#### EXERCISE REQUIREMENTS:
Lines from the one containing "Convert this document image to plain text." through the end of the data are to be returned exactly, and no others.
-- start MATERIAL SUPPLIED --
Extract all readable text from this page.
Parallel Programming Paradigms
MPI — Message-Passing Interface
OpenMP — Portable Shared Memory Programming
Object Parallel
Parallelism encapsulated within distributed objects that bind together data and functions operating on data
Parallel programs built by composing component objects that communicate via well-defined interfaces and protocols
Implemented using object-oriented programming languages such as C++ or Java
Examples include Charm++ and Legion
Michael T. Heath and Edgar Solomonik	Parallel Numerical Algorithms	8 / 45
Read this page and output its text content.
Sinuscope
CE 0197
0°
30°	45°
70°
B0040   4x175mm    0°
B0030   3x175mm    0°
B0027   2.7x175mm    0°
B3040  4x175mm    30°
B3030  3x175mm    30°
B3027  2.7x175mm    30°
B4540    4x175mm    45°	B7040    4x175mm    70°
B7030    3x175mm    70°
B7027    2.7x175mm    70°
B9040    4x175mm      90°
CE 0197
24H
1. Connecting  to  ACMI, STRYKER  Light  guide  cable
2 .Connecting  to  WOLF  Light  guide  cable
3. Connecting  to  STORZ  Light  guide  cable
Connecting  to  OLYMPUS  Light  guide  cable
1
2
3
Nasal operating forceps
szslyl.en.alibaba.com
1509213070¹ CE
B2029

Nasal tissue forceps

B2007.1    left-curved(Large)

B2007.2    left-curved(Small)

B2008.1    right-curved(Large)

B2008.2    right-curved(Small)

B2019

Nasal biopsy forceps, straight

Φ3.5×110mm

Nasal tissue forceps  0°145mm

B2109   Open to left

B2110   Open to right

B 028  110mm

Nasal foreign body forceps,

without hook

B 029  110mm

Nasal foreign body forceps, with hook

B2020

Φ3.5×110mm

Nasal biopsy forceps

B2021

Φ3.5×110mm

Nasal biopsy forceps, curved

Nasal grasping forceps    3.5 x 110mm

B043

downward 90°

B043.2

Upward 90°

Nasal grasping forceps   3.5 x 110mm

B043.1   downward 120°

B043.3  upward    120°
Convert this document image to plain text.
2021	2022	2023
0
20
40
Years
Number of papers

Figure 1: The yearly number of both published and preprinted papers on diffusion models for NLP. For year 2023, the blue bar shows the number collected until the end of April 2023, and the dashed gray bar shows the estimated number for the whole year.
-- end MATERIAL SUPPLIED --
#### COMPLETE OUTPUT:
Convert this document image to plain text.
2021	2022	2023
0
20
40
Years
Number of papers

Figure 1: The yearly number of both published and preprinted papers on diffusion models for NLP. For year 2023, the blue bar shows the number collected until the end of April 2023, and the dashed gray bar shows the estimated number for the whole year.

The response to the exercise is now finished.